Brief: Copy each line with the word "gear" in it.

Materials provided:
:::::

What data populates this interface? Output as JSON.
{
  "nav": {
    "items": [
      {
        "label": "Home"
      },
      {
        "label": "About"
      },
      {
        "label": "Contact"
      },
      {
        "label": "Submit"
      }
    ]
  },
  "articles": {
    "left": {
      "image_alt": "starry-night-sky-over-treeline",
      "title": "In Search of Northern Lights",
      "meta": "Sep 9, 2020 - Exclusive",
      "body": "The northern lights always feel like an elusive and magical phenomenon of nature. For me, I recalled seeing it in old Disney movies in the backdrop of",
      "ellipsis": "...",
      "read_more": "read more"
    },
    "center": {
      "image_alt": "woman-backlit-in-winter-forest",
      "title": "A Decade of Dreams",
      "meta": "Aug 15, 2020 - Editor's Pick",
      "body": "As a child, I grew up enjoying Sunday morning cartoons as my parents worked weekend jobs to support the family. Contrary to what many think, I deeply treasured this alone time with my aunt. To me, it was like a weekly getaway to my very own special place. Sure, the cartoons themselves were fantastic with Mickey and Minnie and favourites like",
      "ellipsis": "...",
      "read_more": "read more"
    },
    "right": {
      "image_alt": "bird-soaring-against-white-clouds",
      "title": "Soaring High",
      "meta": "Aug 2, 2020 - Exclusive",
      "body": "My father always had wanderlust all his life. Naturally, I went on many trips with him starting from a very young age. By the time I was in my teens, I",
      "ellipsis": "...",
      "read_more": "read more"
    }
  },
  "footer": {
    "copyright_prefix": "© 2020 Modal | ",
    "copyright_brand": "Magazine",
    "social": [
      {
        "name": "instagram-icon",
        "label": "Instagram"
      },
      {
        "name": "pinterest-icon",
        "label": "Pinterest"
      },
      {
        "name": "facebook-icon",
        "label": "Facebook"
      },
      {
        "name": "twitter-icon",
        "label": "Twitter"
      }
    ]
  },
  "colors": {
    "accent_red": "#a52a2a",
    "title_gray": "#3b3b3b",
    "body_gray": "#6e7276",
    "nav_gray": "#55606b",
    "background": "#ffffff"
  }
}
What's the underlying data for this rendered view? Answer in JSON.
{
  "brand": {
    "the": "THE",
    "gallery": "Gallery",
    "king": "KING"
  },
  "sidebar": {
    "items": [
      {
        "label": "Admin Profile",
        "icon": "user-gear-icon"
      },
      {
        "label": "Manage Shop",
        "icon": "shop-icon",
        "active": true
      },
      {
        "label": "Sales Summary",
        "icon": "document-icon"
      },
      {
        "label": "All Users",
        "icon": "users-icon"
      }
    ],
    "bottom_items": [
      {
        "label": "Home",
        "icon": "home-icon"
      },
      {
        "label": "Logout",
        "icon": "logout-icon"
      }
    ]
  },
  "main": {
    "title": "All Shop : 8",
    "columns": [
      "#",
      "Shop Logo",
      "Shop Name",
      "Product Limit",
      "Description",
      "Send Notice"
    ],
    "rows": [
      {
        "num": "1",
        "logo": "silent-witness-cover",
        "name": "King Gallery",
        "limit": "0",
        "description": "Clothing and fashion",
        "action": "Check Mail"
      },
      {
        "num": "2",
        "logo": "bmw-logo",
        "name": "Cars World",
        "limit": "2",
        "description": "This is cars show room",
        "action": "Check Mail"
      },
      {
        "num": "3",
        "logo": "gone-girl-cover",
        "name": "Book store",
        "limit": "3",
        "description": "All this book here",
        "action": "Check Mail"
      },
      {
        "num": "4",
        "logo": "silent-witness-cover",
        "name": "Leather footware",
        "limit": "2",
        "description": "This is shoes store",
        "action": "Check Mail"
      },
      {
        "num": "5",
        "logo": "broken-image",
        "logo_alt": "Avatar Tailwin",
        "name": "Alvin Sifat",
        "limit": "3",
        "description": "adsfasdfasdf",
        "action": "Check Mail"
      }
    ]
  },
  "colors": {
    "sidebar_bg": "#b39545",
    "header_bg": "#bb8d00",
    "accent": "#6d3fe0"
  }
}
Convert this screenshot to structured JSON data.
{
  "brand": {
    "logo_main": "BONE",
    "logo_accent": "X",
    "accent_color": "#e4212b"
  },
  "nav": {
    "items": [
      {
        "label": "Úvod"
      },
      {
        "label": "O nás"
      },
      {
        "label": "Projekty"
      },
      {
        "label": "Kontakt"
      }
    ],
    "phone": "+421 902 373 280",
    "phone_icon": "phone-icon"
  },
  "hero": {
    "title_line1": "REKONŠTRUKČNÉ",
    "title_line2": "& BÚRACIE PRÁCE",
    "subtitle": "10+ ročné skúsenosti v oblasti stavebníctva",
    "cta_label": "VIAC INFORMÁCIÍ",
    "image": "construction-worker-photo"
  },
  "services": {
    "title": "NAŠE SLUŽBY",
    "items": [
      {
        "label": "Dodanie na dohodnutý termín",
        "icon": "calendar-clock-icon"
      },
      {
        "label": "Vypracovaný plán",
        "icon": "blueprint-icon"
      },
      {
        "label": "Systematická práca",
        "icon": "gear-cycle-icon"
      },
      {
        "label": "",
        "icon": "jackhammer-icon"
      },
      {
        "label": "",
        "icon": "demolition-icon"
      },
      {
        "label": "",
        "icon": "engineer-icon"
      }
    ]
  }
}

:::::

Output of the exercise:
        "icon": "user-gear-icon"
        "icon": "gear-cycle-icon"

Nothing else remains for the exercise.